Content starts

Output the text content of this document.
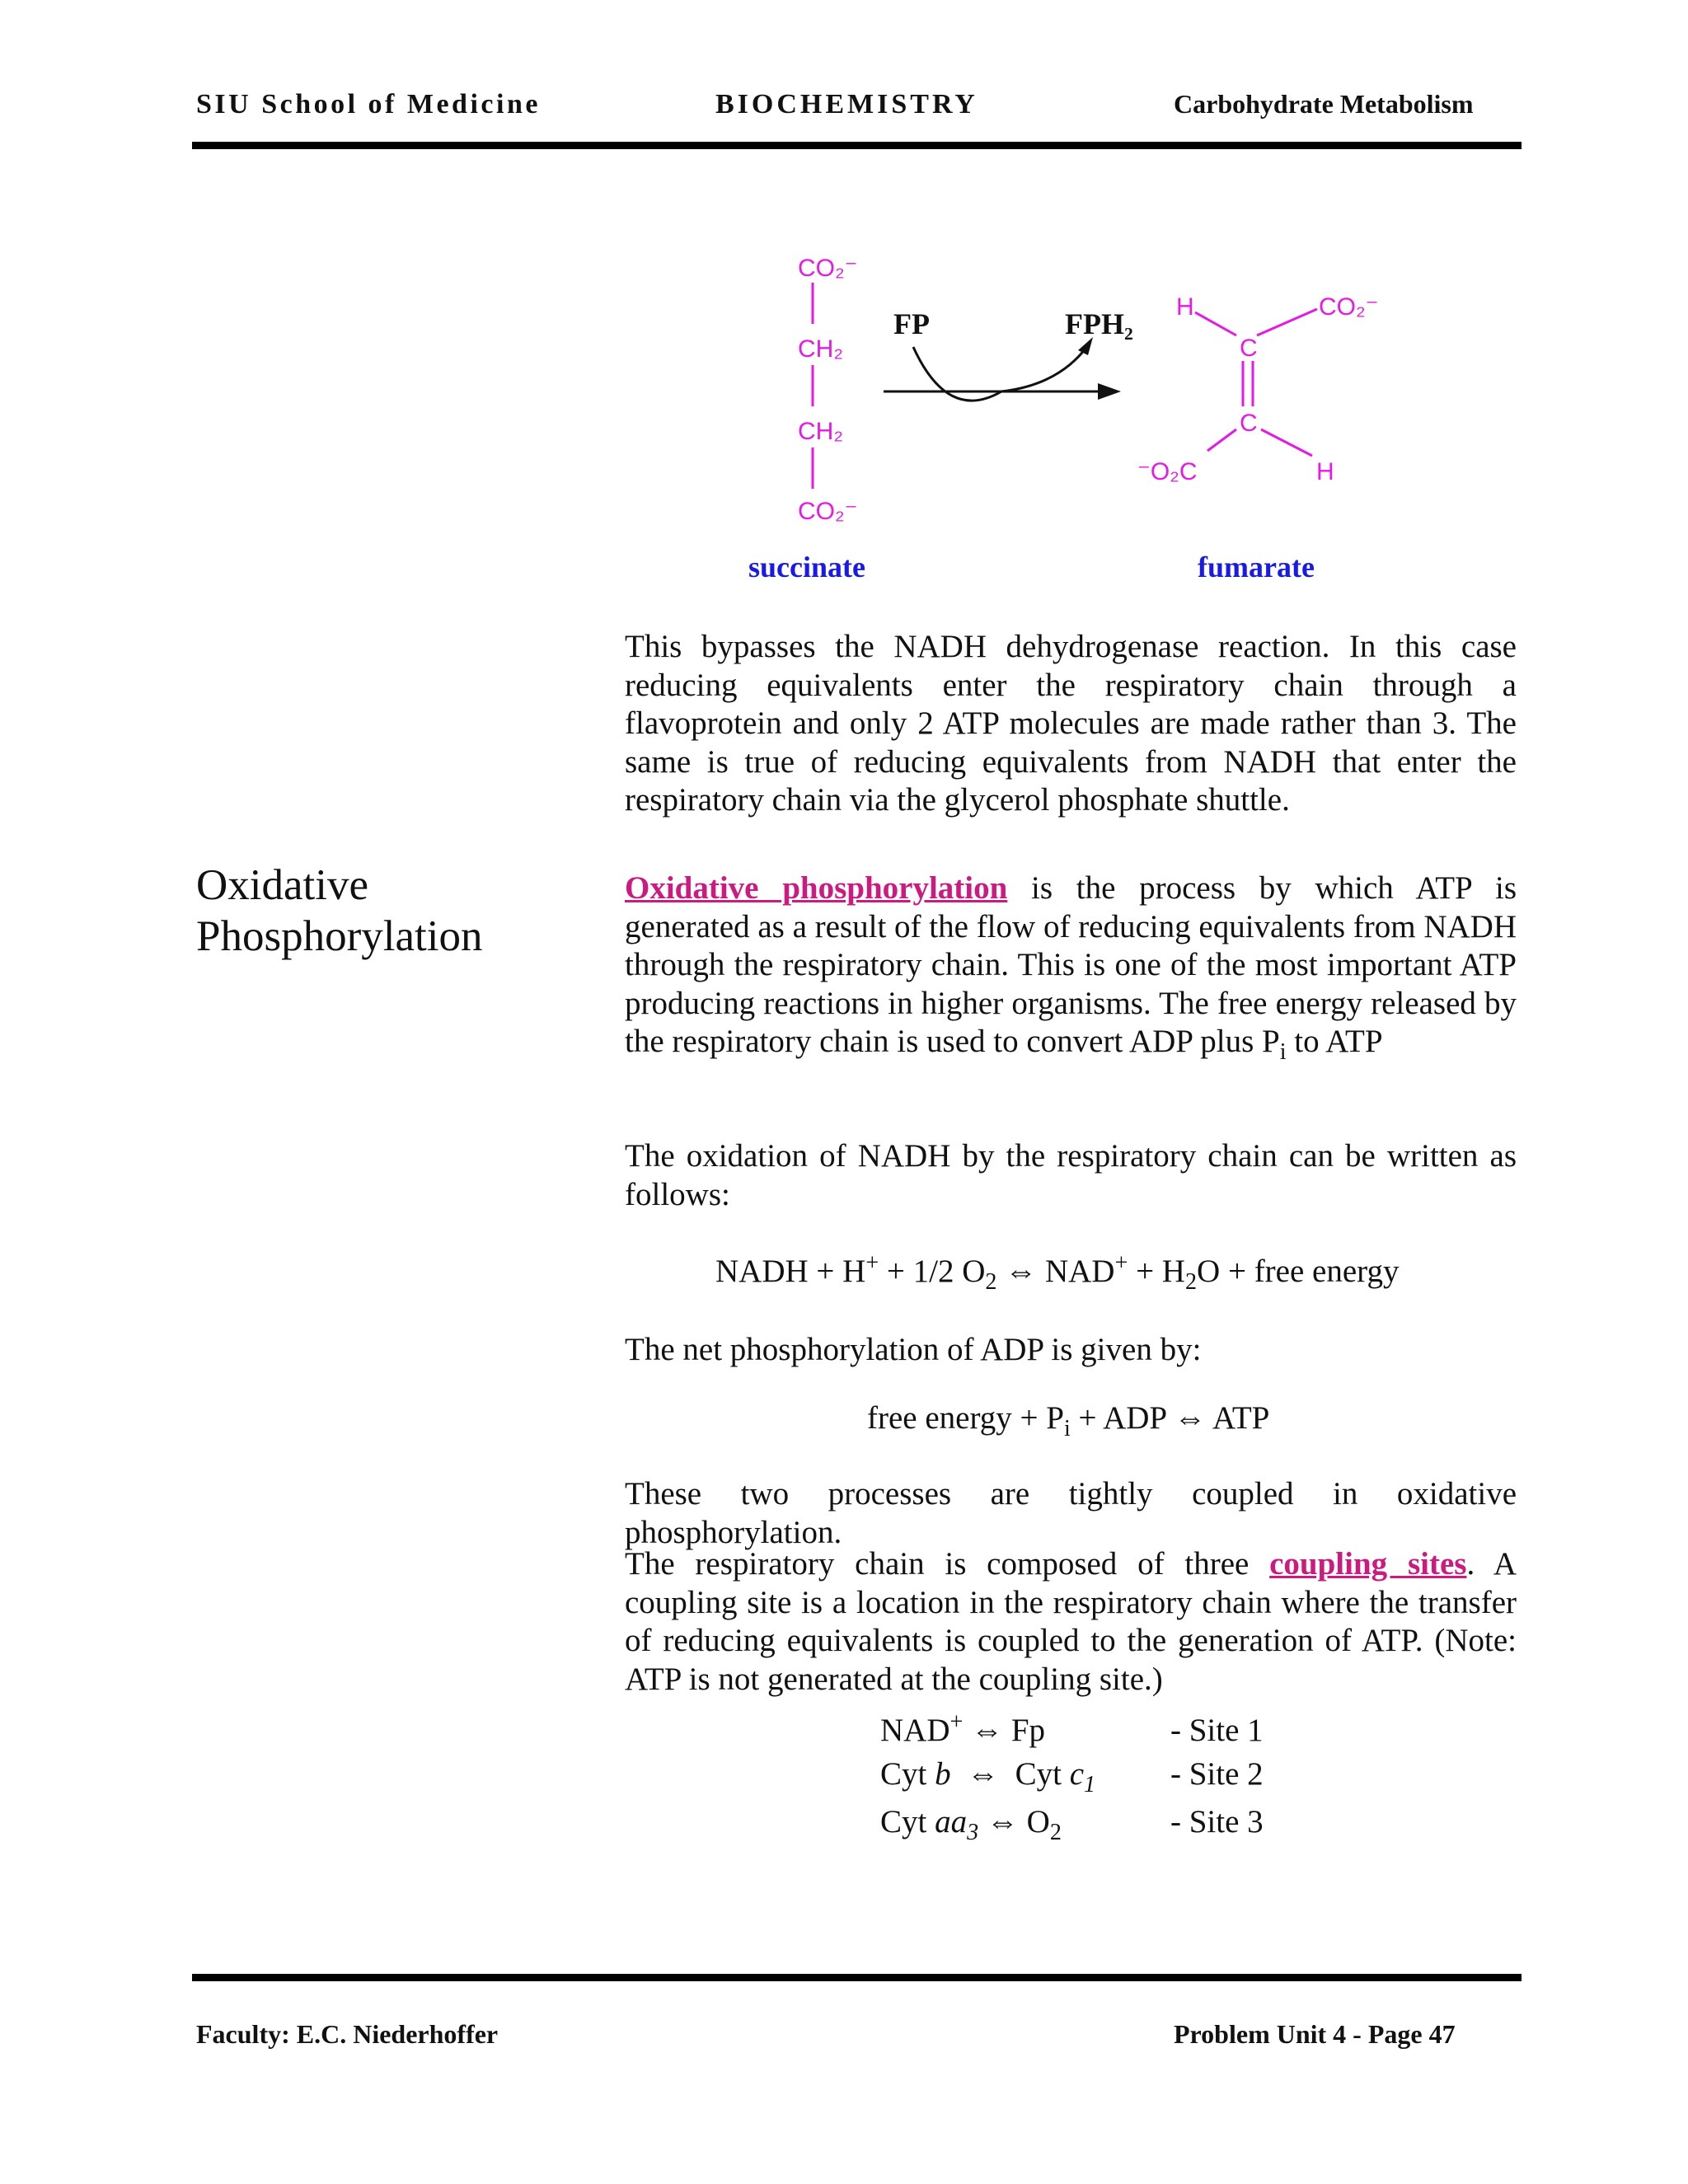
SIU School of Medicine	BIOCHEMISTRY	Carbohydrate Metabolism
CO₂⁻
CH₂
CH₂
CO₂⁻
succinate
FP	FPH₂
H	CO₂⁻
C
C
⁻O₂C	H
fumarate

This bypasses the NADH dehydrogenase reaction. In this case reducing equivalents enter the respiratory chain through a flavoprotein and only 2 ATP molecules are made rather than 3. The same is true of reducing equivalents from NADH that enter the respiratory chain via the glycerol phosphate shuttle.

Oxidative Phosphorylation

Oxidative phosphorylation is the process by which ATP is generated as a result of the flow of reducing equivalents from NADH through the respiratory chain. This is one of the most important ATP producing reactions in higher organisms. The free energy released by the respiratory chain is used to convert ADP plus $P_i$ to ATP

The oxidation of NADH by the respiratory chain can be written as follows:

NADH + H+ + 1/2 $O_2$ ⇔ $NAD^+ + H_2O$ + free energy

The net phosphorylation of ADP is given by:

free energy + $P_i$ + ADP ⇔ ATP

These two processes are tightly coupled in oxidative phosphorylation.

The respiratory chain is composed of three coupling sites. A coupling site is a location in the respiratory chain where the transfer of reducing equivalents is coupled to the generation of ATP. (Note: ATP is not generated at the coupling site.)

NAD+ ⇔ Fp	- Site 1
Cyt b  ⇔  Cyt $c_1$ - Site 2
Cyt $aa_3$ ⇔ $O_2$	- Site 3
Faculty: E.C. Niederhoffer	Problem Unit 4 - Page 47
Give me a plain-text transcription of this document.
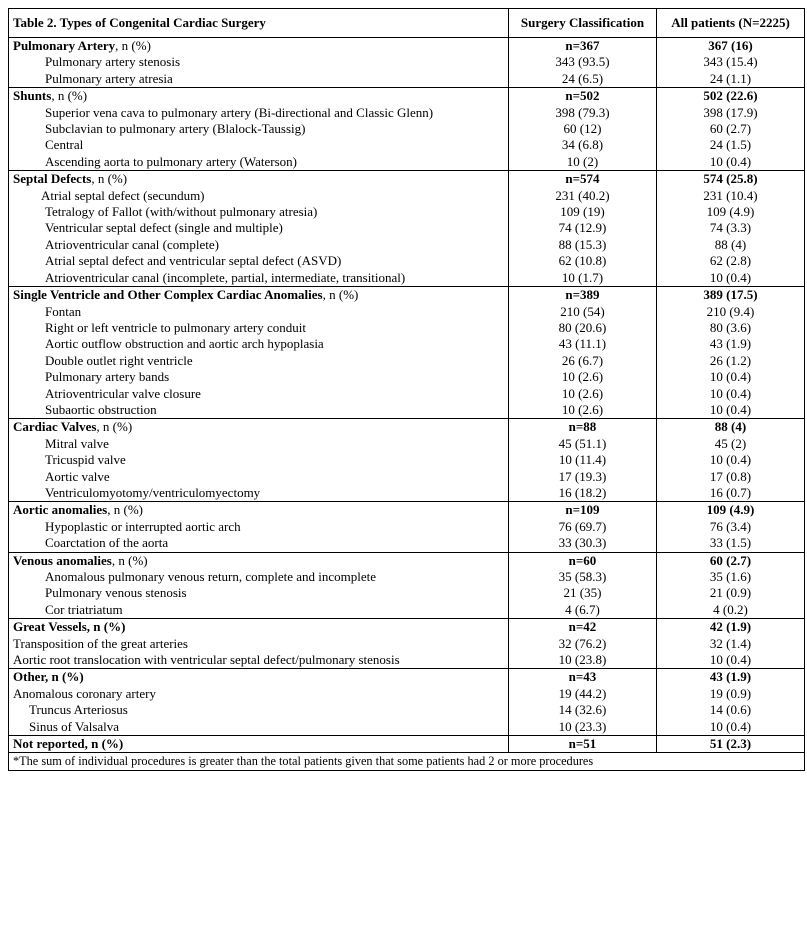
Table 2. Types of Congenital Cardiac Surgery	Surgery Classification	All patients (N=2225)
Pulmonary Artery, n (%)	n=367	367 (16)
Pulmonary artery stenosis	343 (93.5)	343 (15.4)
Pulmonary artery atresia	24 (6.5)	24 (1.1)
Shunts, n (%)	n=502	502 (22.6)
Superior vena cava to pulmonary artery (Bi-directional and Classic Glenn)	398 (79.3)	398 (17.9)
Subclavian to pulmonary artery (Blalock-Taussig)	60 (12)	60 (2.7)
Central	34 (6.8)	24 (1.5)
Ascending aorta to pulmonary artery (Waterson)	10 (2)	10 (0.4)
Septal Defects, n (%)	n=574	574 (25.8)
Atrial septal defect (secundum)	231 (40.2)	231 (10.4)
Tetralogy of Fallot (with/without pulmonary atresia)	109 (19)	109 (4.9)
Ventricular septal defect (single and multiple)	74 (12.9)	74 (3.3)
Atrioventricular canal (complete)	88 (15.3)	88 (4)
Atrial septal defect and ventricular septal defect (ASVD)	62 (10.8)	62 (2.8)
Atrioventricular canal (incomplete, partial, intermediate, transitional)	10 (1.7)	10 (0.4)
Single Ventricle and Other Complex Cardiac Anomalies, n (%)	n=389	389 (17.5)
Fontan	210 (54)	210 (9.4)
Right or left ventricle to pulmonary artery conduit	80 (20.6)	80 (3.6)
Aortic outflow obstruction and aortic arch hypoplasia	43 (11.1)	43 (1.9)
Double outlet right ventricle	26 (6.7)	26 (1.2)
Pulmonary artery bands	10 (2.6)	10 (0.4)
Atrioventricular valve closure	10 (2.6)	10 (0.4)
Subaortic obstruction	10 (2.6)	10 (0.4)
Cardiac Valves, n (%)	n=88	88 (4)
Mitral valve	45 (51.1)	45 (2)
Tricuspid valve	10 (11.4)	10 (0.4)
Aortic valve	17 (19.3)	17 (0.8)
Ventriculomyotomy/ventriculomyectomy	16 (18.2)	16 (0.7)
Aortic anomalies, n (%)	n=109	109 (4.9)
Hypoplastic or interrupted aortic arch	76 (69.7)	76 (3.4)
Coarctation of the aorta	33 (30.3)	33 (1.5)
Venous anomalies, n (%)	n=60	60 (2.7)
Anomalous pulmonary venous return, complete and incomplete	35 (58.3)	35 (1.6)
Pulmonary venous stenosis	21 (35)	21 (0.9)
Cor triatriatum	4 (6.7)	4 (0.2)
Great Vessels, n (%)	n=42	42 (1.9)
Transposition of the great arteries	32 (76.2)	32 (1.4)
Aortic root translocation with ventricular septal defect/pulmonary stenosis	10 (23.8)	10 (0.4)
Other, n (%)	n=43	43 (1.9)
Anomalous coronary artery	19 (44.2)	19 (0.9)
Truncus Arteriosus	14 (32.6)	14 (0.6)
Sinus of Valsalva	10 (23.3)	10 (0.4)
Not reported, n (%)	n=51	51 (2.3)
*The sum of individual procedures is greater than the total patients given that some patients had 2 or more procedures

Content ends

ASSIGNED TASK:
Nothing but the records, restated word for word and stripped of images, belongs in the answer.

EXERCISE RESULT:
Output the text content of this document.
SIU School of Medicine	BIOCHEMISTRY	Carbohydrate Metabolism
CO₂⁻
CH₂
CH₂
CO₂⁻
succinate
FP	FPH₂
H	CO₂⁻
C
C
⁻O₂C	H
fumarate

This bypasses the NADH dehydrogenase reaction. In this case reducing equivalents enter the respiratory chain through a flavoprotein and only 2 ATP molecules are made rather than 3. The same is true of reducing equivalents from NADH that enter the respiratory chain via the glycerol phosphate shuttle.

Oxidative Phosphorylation

Oxidative phosphorylation is the process by which ATP is generated as a result of the flow of reducing equivalents from NADH through the respiratory chain. This is one of the most important ATP producing reactions in higher organisms. The free energy released by the respiratory chain is used to convert ADP plus $P_i$ to ATP

The oxidation of NADH by the respiratory chain can be written as follows:

NADH + H+ + 1/2 $O_2$ ⇔ $NAD^+ + H_2O$ + free energy

The net phosphorylation of ADP is given by:

free energy + $P_i$ + ADP ⇔ ATP

These two processes are tightly coupled in oxidative phosphorylation.

The respiratory chain is composed of three coupling sites. A coupling site is a location in the respiratory chain where the transfer of reducing equivalents is coupled to the generation of ATP. (Note: ATP is not generated at the coupling site.)

NAD+ ⇔ Fp	- Site 1
Cyt b  ⇔  Cyt $c_1$ - Site 2
Cyt $aa_3$ ⇔ $O_2$	- Site 3
Faculty: E.C. Niederhoffer	Problem Unit 4 - Page 47
Give me a plain-text transcription of this document.
Table 2. Types of Congenital Cardiac Surgery	Surgery Classification	All patients (N=2225)
Pulmonary Artery, n (%)	n=367	367 (16)
Pulmonary artery stenosis	343 (93.5)	343 (15.4)
Pulmonary artery atresia	24 (6.5)	24 (1.1)
Shunts, n (%)	n=502	502 (22.6)
Superior vena cava to pulmonary artery (Bi-directional and Classic Glenn)	398 (79.3)	398 (17.9)
Subclavian to pulmonary artery (Blalock-Taussig)	60 (12)	60 (2.7)
Central	34 (6.8)	24 (1.5)
Ascending aorta to pulmonary artery (Waterson)	10 (2)	10 (0.4)
Septal Defects, n (%)	n=574	574 (25.8)
Atrial septal defect (secundum)	231 (40.2)	231 (10.4)
Tetralogy of Fallot (with/without pulmonary atresia)	109 (19)	109 (4.9)
Ventricular septal defect (single and multiple)	74 (12.9)	74 (3.3)
Atrioventricular canal (complete)	88 (15.3)	88 (4)
Atrial septal defect and ventricular septal defect (ASVD)	62 (10.8)	62 (2.8)
Atrioventricular canal (incomplete, partial, intermediate, transitional)	10 (1.7)	10 (0.4)
Single Ventricle and Other Complex Cardiac Anomalies, n (%)	n=389	389 (17.5)
Fontan	210 (54)	210 (9.4)
Right or left ventricle to pulmonary artery conduit	80 (20.6)	80 (3.6)
Aortic outflow obstruction and aortic arch hypoplasia	43 (11.1)	43 (1.9)
Double outlet right ventricle	26 (6.7)	26 (1.2)
Pulmonary artery bands	10 (2.6)	10 (0.4)
Atrioventricular valve closure	10 (2.6)	10 (0.4)
Subaortic obstruction	10 (2.6)	10 (0.4)
Cardiac Valves, n (%)	n=88	88 (4)
Mitral valve	45 (51.1)	45 (2)
Tricuspid valve	10 (11.4)	10 (0.4)
Aortic valve	17 (19.3)	17 (0.8)
Ventriculomyotomy/ventriculomyectomy	16 (18.2)	16 (0.7)
Aortic anomalies, n (%)	n=109	109 (4.9)
Hypoplastic or interrupted aortic arch	76 (69.7)	76 (3.4)
Coarctation of the aorta	33 (30.3)	33 (1.5)
Venous anomalies, n (%)	n=60	60 (2.7)
Anomalous pulmonary venous return, complete and incomplete	35 (58.3)	35 (1.6)
Pulmonary venous stenosis	21 (35)	21 (0.9)
Cor triatriatum	4 (6.7)	4 (0.2)
Great Vessels, n (%)	n=42	42 (1.9)
Transposition of the great arteries	32 (76.2)	32 (1.4)
Aortic root translocation with ventricular septal defect/pulmonary stenosis	10 (23.8)	10 (0.4)
Other, n (%)	n=43	43 (1.9)
Anomalous coronary artery	19 (44.2)	19 (0.9)
Truncus Arteriosus	14 (32.6)	14 (0.6)
Sinus of Valsalva	10 (23.3)	10 (0.4)
Not reported, n (%)	n=51	51 (2.3)
*The sum of individual procedures is greater than the total patients given that some patients had 2 or more procedures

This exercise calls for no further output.